▶ _INSTRUCTIONS TO FOLLOW_
Your task is to give the number of lines in the listing that include "ایجاد", and nothing else.

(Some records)
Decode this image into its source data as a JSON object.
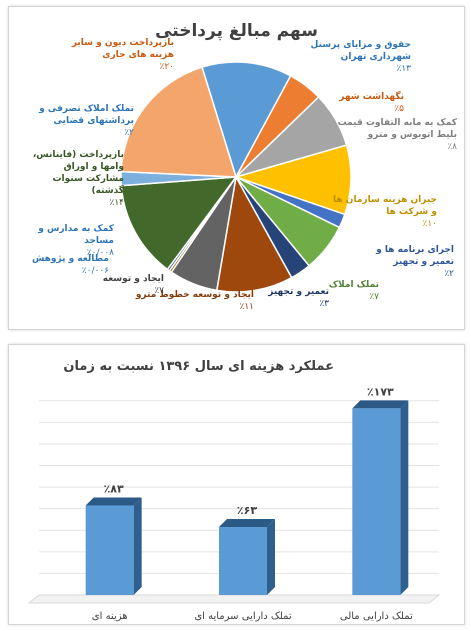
{
  "chart_data": [
    {
      "type": "pie",
      "title": "سهم مبالغ پرداختی",
      "slices": [
        {
          "label": "حقوق و مزایای پرسنل شهرداری تهران",
          "percent_label": "٪۱۳",
          "value": 13,
          "color": "#5b9bd5"
        },
        {
          "label": "نگهداشت شهر",
          "percent_label": "٪۵",
          "value": 5,
          "color": "#ed7d31"
        },
        {
          "label": "کمک به مابه التفاوت قیمت بلیط اتوبوس و مترو",
          "percent_label": "٪۸",
          "value": 8,
          "color": "#a5a5a5"
        },
        {
          "label": "جبران هزینه سازمان ها و شرکت ها",
          "percent_label": "٪۱۰",
          "value": 10,
          "color": "#ffc000"
        },
        {
          "label": "اجرای برنامه ها و تعمیر و تجهیز",
          "percent_label": "٪۲",
          "value": 2,
          "color": "#4472c4"
        },
        {
          "label": "تملک املاک",
          "percent_label": "٪۷",
          "value": 7,
          "color": "#70ad47"
        },
        {
          "label": "تعمیر و تجهیز",
          "percent_label": "٪۳",
          "value": 3,
          "color": "#264478"
        },
        {
          "label": "ایجاد و توسعه خطوط مترو",
          "percent_label": "٪۱۱",
          "value": 11,
          "color": "#9e480e"
        },
        {
          "label": "ایجاد و توسعه",
          "percent_label": "٪۷",
          "value": 7,
          "color": "#636363"
        },
        {
          "label": "مطالعه و پژوهش",
          "percent_label": "٪۰/۰۰۶",
          "value": 0.006,
          "color": "#997300"
        },
        {
          "label": "کمک به مدارس و مساجد",
          "percent_label": "٪۰/۰۰۸",
          "value": 0.008,
          "color": "#255e91"
        },
        {
          "label": "بازپرداخت (فاینانس، وامها و اوراق مشارکت سنوات گذشته)",
          "percent_label": "٪۱۴",
          "value": 14,
          "color": "#43682b"
        },
        {
          "label": "تملک املاک تصرفی و برداشتهای قضایی",
          "percent_label": "٪۲",
          "value": 2,
          "color": "#7cafdd"
        },
        {
          "label": "بازپرداخت دیون و سایر هزینه های جاری",
          "percent_label": "٪۲۰",
          "value": 20,
          "color": "#f4a56c"
        }
      ]
    },
    {
      "type": "bar",
      "title": "عملکرد هزینه ای سال ۱۳۹۶ نسبت به زمان",
      "categories": [
        "هزینه ای",
        "تملک دارایی سرمایه ای",
        "تملک دارایی مالی"
      ],
      "values": [
        83,
        63,
        173
      ],
      "value_labels": [
        "٪۸۳",
        "٪۶۳",
        "٪۱۷۳"
      ],
      "ylim": [
        0,
        190
      ],
      "grid": true,
      "color": "#5b9bd5"
    }
  ]
}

▶ _REPLY_
2